*PROBLEM STATEMENT*.
Leave out the pictures and repeat the data exactly.

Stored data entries
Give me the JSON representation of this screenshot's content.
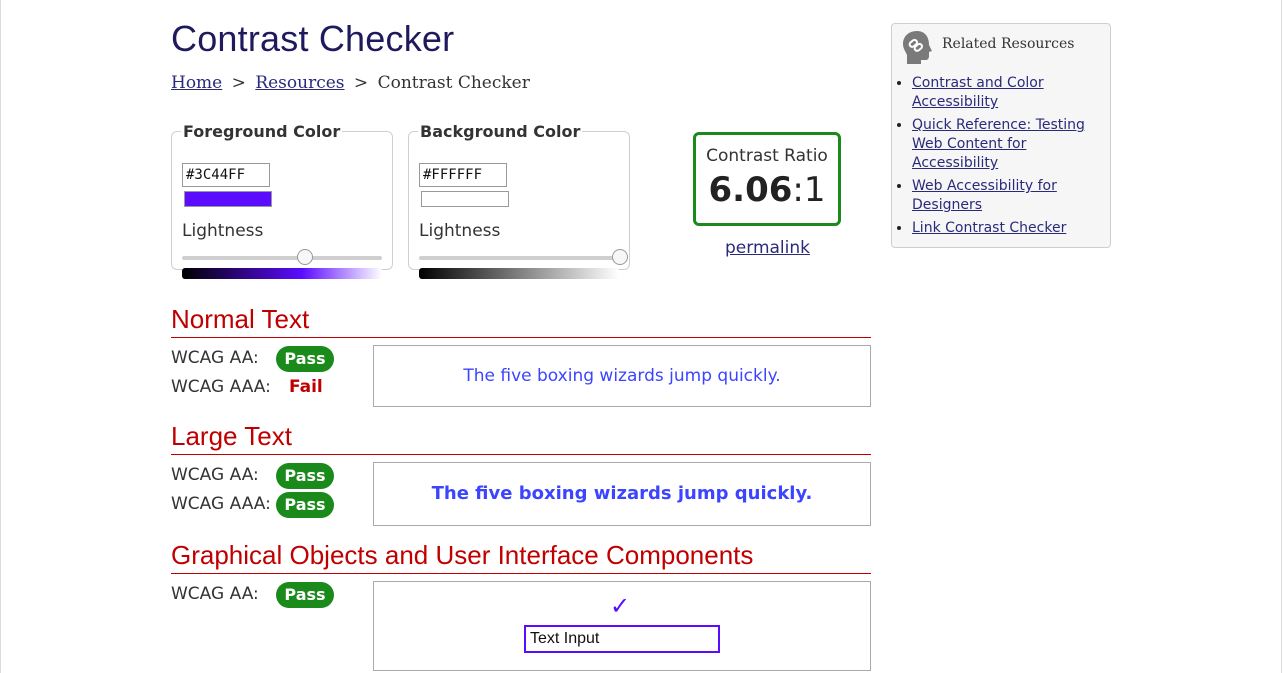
{
  "page": {
    "title": "Contrast Checker"
  },
  "breadcrumb": {
    "home": "Home",
    "resources": "Resources",
    "current": "Contrast Checker",
    "separator": ">"
  },
  "foreground": {
    "legend": "Foreground Color",
    "hex": "#3C44FF",
    "lightness_label": "Lightness",
    "swatch_color": "#5b0cff",
    "lightness": 0.61
  },
  "background": {
    "legend": "Background Color",
    "hex": "#FFFFFF",
    "lightness_label": "Lightness",
    "swatch_color": "#ffffff",
    "lightness": 1.0
  },
  "ratio": {
    "label": "Contrast Ratio",
    "value": "6.06",
    "suffix": ":1",
    "permalink": "permalink"
  },
  "normal_text": {
    "heading": "Normal Text",
    "aa_label": "WCAG AA:",
    "aa_result": "Pass",
    "aaa_label": "WCAG AAA:",
    "aaa_result": "Fail",
    "sample": "The five boxing wizards jump quickly."
  },
  "large_text": {
    "heading": "Large Text",
    "aa_label": "WCAG AA:",
    "aa_result": "Pass",
    "aaa_label": "WCAG AAA:",
    "aaa_result": "Pass",
    "sample": "The five boxing wizards jump quickly."
  },
  "graphical": {
    "heading": "Graphical Objects and User Interface Components",
    "aa_label": "WCAG AA:",
    "aa_result": "Pass",
    "checkmark": "✓",
    "input_value": "Text Input"
  },
  "related": {
    "title": "Related Resources",
    "links": [
      "Contrast and Color Accessibility",
      "Quick Reference: Testing Web Content for Accessibility",
      "Web Accessibility for Designers",
      "Link Contrast Checker"
    ]
  },
  "colors": {
    "pass": "#1a8a1a",
    "fail": "#c00000",
    "heading": "#1e1a5c",
    "sample_text": "#3c44ff"
  }
}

*RESULT FOR THIS EXERCISE*.
Give me the JSON representation of this screenshot's content.
{
  "page": {
    "title": "Contrast Checker"
  },
  "breadcrumb": {
    "home": "Home",
    "resources": "Resources",
    "current": "Contrast Checker",
    "separator": ">"
  },
  "foreground": {
    "legend": "Foreground Color",
    "hex": "#3C44FF",
    "lightness_label": "Lightness",
    "swatch_color": "#5b0cff",
    "lightness": 0.61
  },
  "background": {
    "legend": "Background Color",
    "hex": "#FFFFFF",
    "lightness_label": "Lightness",
    "swatch_color": "#ffffff",
    "lightness": 1.0
  },
  "ratio": {
    "label": "Contrast Ratio",
    "value": "6.06",
    "suffix": ":1",
    "permalink": "permalink"
  },
  "normal_text": {
    "heading": "Normal Text",
    "aa_label": "WCAG AA:",
    "aa_result": "Pass",
    "aaa_label": "WCAG AAA:",
    "aaa_result": "Fail",
    "sample": "The five boxing wizards jump quickly."
  },
  "large_text": {
    "heading": "Large Text",
    "aa_label": "WCAG AA:",
    "aa_result": "Pass",
    "aaa_label": "WCAG AAA:",
    "aaa_result": "Pass",
    "sample": "The five boxing wizards jump quickly."
  },
  "graphical": {
    "heading": "Graphical Objects and User Interface Components",
    "aa_label": "WCAG AA:",
    "aa_result": "Pass",
    "checkmark": "✓",
    "input_value": "Text Input"
  },
  "related": {
    "title": "Related Resources",
    "links": [
      "Contrast and Color Accessibility",
      "Quick Reference: Testing Web Content for Accessibility",
      "Web Accessibility for Designers",
      "Link Contrast Checker"
    ]
  },
  "colors": {
    "pass": "#1a8a1a",
    "fail": "#c00000",
    "heading": "#1e1a5c",
    "sample_text": "#3c44ff"
  }
}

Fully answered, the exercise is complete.